━━━━━ TEXT SECTION

Oh @stilldumdedumming , you must feel as if you're on a ship in a storm, tossed this way and that. Poor ds, the romantic snags really hit our ND kids harder than most, I think. I hope he can stabilise his emotions and feel safer very soon Flowers.

stilldumdedumming · 19/11/2024 21:17

thank you all. @ZittiEBuoni I hadn't thought of that. He has no diagnosis but it's fairly clear there is some ND. His dad and I were saying it feels so overwhelming that it's like a melt down.

Anyway he is a bit more stable today but still quite wobbly.

NotDonna · 20/11/2024 00:01

Oh crikey @stilldumdedumming do hope you’re ok! It’s so so very very tough seeing your ’child’ struggle like this. I’ve everything crossed that he soon gets well enough to deal with the underlying issues.

ZittiEBuoni · 17/01/2025 20:47

Happy Not-So-New Year to all parents of 2nd years - is everyone back at uni now? Hope all the dc that were struggling at the end of last term found some quiet time and new perspectives over the Christmas break.

DD went back quite early, the first weekend of the month, for rehearsals and general socialising. When we dropped her off her room was FREEZING - I was so upset all the way home. But found a little plug-in heating gizmo at Dunelm and sent it to her; apparently it works a treat, so I feel a bit better.

━━━━━━━━━━
━━━━━ DATA PROVIDED

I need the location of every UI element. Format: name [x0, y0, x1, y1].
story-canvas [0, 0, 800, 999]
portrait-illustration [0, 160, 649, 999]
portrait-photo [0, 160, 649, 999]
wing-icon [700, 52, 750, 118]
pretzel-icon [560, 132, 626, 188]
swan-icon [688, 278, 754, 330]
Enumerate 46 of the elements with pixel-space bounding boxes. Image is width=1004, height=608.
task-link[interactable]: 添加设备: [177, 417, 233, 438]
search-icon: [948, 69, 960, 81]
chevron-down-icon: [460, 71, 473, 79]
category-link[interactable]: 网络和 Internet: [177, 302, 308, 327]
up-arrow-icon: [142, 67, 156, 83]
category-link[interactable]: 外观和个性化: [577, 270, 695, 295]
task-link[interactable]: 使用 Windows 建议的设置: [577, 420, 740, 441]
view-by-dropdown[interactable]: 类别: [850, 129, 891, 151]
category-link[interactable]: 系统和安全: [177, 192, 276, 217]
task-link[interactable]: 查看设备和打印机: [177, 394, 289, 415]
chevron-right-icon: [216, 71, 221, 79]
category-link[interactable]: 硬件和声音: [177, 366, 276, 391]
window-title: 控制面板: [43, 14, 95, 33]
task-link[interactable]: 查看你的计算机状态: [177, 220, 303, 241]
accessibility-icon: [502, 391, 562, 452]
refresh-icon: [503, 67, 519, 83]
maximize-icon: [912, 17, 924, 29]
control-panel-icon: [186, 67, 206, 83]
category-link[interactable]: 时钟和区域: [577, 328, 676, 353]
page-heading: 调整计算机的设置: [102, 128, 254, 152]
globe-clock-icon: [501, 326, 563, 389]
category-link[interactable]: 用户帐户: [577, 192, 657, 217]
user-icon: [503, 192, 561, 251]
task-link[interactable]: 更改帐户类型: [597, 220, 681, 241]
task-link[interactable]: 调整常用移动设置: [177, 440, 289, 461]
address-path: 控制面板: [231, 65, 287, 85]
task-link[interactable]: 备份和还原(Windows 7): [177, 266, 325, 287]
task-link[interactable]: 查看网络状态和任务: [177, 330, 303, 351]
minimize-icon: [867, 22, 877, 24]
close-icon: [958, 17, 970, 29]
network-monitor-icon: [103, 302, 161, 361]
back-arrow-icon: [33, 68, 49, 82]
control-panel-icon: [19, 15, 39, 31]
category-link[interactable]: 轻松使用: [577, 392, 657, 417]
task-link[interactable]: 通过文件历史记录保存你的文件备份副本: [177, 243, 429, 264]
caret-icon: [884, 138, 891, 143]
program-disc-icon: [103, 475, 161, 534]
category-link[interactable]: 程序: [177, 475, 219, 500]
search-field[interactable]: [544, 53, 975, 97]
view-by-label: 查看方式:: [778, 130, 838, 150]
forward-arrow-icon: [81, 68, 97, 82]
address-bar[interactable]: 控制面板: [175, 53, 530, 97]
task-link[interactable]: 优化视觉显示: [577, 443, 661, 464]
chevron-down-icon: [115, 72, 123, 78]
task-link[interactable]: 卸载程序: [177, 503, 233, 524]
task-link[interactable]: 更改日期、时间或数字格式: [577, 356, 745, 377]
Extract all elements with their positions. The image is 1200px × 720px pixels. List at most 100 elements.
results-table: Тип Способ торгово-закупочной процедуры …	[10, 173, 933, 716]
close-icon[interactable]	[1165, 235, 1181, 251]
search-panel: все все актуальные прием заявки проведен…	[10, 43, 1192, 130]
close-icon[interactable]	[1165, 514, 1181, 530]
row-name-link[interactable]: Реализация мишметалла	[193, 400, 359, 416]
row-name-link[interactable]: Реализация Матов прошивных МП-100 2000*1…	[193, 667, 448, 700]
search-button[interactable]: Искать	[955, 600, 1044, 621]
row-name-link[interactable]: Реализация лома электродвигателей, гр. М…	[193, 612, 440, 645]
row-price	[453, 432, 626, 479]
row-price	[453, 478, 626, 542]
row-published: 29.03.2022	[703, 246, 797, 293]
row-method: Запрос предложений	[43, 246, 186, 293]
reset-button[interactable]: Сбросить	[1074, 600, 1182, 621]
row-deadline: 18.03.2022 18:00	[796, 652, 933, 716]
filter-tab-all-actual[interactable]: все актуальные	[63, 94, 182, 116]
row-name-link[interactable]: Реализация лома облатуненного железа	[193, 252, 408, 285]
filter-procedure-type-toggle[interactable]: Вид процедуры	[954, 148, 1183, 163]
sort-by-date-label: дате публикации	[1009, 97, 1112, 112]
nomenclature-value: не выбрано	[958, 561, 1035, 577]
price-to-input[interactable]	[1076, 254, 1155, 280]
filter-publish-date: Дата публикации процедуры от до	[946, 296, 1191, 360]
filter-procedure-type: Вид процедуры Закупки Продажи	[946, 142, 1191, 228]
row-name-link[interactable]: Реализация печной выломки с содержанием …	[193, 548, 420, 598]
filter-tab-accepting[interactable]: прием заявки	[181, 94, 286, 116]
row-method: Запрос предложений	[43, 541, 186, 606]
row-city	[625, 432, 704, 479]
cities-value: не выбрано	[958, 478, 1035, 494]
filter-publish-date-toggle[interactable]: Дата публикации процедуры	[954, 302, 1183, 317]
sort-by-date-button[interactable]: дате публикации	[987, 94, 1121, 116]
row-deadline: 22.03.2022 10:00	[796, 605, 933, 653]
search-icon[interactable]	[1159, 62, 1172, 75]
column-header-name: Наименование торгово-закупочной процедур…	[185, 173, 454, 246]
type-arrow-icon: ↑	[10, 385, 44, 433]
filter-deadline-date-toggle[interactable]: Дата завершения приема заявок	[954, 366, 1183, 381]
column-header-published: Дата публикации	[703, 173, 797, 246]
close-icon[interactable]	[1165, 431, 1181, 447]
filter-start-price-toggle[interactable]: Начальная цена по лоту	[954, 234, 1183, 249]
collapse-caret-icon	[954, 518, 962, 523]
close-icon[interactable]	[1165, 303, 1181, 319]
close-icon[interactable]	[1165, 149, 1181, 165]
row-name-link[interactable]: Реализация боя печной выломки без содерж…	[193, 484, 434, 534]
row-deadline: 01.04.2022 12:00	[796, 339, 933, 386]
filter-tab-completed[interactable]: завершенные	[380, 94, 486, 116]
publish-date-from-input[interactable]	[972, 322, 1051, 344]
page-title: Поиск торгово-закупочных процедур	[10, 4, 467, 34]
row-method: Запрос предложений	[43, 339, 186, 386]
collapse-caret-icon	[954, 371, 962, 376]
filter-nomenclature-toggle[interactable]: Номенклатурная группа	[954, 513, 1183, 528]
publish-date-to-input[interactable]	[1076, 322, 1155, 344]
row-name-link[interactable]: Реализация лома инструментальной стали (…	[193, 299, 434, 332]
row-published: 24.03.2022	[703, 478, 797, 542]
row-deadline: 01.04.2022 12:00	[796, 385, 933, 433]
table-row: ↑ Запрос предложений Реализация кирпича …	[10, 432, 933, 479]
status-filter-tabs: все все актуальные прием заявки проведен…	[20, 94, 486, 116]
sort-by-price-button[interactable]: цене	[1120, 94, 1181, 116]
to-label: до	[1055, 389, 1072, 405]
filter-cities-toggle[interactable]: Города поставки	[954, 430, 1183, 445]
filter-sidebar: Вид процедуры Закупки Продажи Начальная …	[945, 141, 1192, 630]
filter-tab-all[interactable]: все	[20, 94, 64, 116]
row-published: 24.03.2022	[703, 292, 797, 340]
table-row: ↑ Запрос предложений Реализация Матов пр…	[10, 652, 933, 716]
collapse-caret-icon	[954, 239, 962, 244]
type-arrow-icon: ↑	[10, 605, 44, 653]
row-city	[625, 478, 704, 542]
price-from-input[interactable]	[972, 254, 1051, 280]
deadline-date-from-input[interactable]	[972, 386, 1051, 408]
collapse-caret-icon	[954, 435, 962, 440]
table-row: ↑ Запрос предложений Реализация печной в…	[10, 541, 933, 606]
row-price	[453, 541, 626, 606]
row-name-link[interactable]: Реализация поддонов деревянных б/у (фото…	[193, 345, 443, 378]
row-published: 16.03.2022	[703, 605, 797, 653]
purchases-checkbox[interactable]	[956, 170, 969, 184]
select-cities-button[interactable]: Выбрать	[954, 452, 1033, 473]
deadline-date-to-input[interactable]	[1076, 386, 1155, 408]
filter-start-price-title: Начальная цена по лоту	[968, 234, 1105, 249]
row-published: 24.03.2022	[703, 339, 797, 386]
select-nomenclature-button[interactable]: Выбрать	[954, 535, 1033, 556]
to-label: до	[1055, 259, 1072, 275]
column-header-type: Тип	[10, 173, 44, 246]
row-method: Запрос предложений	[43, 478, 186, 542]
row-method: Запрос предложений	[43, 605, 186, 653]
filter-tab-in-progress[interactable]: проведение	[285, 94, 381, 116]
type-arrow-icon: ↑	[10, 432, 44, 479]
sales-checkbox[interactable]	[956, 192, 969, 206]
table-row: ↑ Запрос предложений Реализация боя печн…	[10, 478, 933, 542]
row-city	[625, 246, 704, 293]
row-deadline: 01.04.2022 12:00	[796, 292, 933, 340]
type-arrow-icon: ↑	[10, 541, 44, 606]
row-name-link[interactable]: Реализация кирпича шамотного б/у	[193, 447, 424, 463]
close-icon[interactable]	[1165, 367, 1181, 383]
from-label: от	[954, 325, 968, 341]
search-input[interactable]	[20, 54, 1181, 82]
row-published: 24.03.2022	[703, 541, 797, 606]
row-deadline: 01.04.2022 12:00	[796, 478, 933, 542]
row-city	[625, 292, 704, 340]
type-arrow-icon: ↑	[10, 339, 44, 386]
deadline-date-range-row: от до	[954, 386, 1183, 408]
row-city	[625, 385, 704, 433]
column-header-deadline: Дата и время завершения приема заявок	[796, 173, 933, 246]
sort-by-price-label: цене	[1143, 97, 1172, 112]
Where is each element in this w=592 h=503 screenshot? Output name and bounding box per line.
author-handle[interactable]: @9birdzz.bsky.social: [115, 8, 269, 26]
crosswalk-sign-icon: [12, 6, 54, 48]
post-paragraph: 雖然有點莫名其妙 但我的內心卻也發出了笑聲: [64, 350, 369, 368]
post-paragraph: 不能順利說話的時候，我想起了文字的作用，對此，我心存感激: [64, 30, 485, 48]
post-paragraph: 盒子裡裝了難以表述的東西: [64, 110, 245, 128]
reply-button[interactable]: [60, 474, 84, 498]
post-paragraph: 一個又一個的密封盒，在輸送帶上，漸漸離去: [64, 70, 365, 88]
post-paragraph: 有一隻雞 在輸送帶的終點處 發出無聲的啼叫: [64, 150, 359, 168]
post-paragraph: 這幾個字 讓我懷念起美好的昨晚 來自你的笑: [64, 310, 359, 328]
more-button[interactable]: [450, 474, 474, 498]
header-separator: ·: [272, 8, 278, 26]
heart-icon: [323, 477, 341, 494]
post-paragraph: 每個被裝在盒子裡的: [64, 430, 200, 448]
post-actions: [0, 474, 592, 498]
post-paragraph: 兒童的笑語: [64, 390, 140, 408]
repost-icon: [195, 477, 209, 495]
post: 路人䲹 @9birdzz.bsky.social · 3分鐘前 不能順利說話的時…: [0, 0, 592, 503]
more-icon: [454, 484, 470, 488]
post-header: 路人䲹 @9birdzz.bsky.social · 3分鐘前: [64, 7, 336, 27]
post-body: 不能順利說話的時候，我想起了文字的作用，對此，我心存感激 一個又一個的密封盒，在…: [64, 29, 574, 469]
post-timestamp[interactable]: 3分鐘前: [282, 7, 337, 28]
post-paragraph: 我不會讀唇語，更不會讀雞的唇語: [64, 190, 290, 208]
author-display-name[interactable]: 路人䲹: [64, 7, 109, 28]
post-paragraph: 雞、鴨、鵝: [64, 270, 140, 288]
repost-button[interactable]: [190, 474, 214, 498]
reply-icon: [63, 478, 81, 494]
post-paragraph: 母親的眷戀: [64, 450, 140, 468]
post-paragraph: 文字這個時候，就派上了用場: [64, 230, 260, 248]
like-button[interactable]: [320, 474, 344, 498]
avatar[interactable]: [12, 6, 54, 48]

━━━━━━━━━━

* PROBLEMS TO SOLVE
**a)** Answer these questions about the forum thread, one answer per line, marked (i), (ii), (iii):
(i) How did stilldumdedumming describe the son's state on the day of that post?
(ii) When did ZittiEBuoni's DD go back?
(iii) Where was the plug-in heating gizmo found?
**b)** Do these statements agree with the forum thread? Answer yes or no for each, quoting the words that decide it.
(i) stilldumdedumming's son has a diagnosis.
(ii) ZittiEBuoni's DD went back early for rehearsals and general socialising.
(iii) The heating gizmo reportedly did not work.
**c)** Write out the forum thread exactly, from "NotDonna · 20/11/2024" to "the underlying issues.".

* REPLIES
**a)**
(i) A bit more stable but still quite wobbly.
(ii) The first weekend of the month.
(iii) At Dunelm.

**b)**
(i) No: "He has no diagnosis but it's fairly clear there is some ND."
(ii) Yes: "DD went back quite early, the first weekend of the month, for rehearsals and general socialising."
(iii) No: "apparently it works a treat"

**c)**
NotDonna · 20/11/2024 00:01

Oh crikey @stilldumdedumming do hope you’re ok! It’s so so very very tough seeing your ’child’ struggle like this. I’ve everything crossed that he soon gets well enough to deal with the underlying issues.